Article

◇ ◇ ◇

AWS for Industries
The Great Migration: Chime’s Move to AWS
This blog post is co-authored in partnership with the Chime Engineering team.
Mike Barrett, VP of Engineering Services at Chime remembers when he first heard the term “undifferentiated heavy lifting“. The term was coined by Jeff Bezos, CEO of Amazon.com, in a presentation he gave in 2006 at MIT to describe all the hard IT work that companies do—like hosting, managing bandwidth, overseeing data center hardware, and general backend work—all of which don’t add value to the mission of the company. “By making every part of engineers’ jobs a little—or a lot—easier, Amazon Web Services (AWS) helps companies like Chime focus on their core competencies and deliver better products and services,” Barrett says.

◇ ◇ ◇

[Records from a dataset]
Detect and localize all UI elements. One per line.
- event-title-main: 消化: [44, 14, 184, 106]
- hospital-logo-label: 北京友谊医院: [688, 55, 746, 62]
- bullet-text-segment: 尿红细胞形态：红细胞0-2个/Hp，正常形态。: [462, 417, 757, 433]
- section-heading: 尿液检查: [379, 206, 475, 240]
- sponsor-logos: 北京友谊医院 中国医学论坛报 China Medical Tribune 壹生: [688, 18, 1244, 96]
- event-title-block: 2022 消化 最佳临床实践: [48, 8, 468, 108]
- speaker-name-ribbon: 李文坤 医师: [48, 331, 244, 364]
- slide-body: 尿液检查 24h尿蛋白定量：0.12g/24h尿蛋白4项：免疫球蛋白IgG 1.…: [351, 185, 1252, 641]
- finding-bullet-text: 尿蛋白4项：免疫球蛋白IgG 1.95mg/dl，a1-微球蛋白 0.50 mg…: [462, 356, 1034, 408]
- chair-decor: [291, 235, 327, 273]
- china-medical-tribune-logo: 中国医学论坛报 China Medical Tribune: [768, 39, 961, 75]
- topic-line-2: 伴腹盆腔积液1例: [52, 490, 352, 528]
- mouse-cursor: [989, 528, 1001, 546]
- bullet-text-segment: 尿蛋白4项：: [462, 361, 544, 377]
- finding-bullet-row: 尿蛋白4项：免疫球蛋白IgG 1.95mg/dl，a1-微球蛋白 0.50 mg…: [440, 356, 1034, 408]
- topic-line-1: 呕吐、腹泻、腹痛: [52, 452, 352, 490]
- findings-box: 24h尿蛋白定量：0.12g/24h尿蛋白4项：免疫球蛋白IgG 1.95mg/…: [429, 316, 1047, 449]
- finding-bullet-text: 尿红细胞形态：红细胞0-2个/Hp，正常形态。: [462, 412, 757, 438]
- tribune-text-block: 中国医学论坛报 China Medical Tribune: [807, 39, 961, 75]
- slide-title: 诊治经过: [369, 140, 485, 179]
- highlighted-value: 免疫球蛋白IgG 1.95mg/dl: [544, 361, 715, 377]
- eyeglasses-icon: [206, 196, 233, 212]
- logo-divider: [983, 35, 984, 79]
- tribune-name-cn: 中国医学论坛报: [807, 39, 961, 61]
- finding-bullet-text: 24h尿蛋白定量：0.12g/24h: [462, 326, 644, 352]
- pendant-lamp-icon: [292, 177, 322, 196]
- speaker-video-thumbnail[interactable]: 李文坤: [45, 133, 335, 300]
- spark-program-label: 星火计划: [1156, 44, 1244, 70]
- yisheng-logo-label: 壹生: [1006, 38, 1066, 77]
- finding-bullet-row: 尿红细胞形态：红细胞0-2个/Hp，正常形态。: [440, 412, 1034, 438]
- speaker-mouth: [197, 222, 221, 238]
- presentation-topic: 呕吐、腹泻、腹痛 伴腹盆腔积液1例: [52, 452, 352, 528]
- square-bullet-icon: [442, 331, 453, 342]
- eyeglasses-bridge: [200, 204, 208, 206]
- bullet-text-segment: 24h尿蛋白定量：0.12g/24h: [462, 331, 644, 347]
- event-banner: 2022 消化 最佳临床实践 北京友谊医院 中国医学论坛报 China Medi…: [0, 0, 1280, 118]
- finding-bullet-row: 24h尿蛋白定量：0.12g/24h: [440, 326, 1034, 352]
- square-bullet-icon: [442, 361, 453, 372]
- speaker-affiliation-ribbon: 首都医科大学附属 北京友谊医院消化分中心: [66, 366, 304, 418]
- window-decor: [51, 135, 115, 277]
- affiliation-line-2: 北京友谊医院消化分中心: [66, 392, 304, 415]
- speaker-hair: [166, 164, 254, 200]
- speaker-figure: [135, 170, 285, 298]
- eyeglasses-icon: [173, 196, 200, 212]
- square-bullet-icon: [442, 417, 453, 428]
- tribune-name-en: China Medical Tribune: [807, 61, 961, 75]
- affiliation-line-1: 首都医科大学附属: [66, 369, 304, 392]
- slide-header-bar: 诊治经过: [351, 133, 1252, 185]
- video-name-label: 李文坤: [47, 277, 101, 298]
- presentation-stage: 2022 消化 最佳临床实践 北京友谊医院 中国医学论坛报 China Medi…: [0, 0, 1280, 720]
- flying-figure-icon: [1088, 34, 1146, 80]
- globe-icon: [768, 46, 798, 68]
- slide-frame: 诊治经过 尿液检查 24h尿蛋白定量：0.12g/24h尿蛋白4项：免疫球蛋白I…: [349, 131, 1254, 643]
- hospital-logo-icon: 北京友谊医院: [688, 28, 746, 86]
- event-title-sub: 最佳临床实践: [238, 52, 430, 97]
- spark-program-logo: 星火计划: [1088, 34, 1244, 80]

◇ ◇ ◇

Set task
Write the next part of the blog post about Chime's move to AWS, picking up right after its last sentence.

Task result
In 2019, Chime took a look in the mirror to clearly define its core competencies as a financial technology company that provides services to partner banks that’s growing quickly. “When we started to look to the future and the growth we were anticipating—both of our number of members and our team—we recognized a pressing need for a solution that would abstract away our infrastructure requirements and let us focus on the work that matters to achieving our mission and serving our members,” says Barrett. So was recently completed in 2021. Here’s a look at the team and the work behind Chime’s great migration.
Meet the Team and Their Roles
Barrett joined Chime in early 2020 after watching a “Last Week Tonight” episode on the state of payday loans. In his role, he oversees Engineering Services, the part of Chime Engineering that empowers all of engineers to do what they love—write code and provide value to members—with less effort.
Ethan Erchinger, a Staff Software Engineer on the Engineering Services team, has been a Chimer since 2014. In the early days, he helped build out Chime’s production and data engineering infrastructure and has continued to work across Engineering Services with a focus on infrastructure ever since. Once a director and manager, Erchinger now focuses on providing consultative services across the Engineering organization.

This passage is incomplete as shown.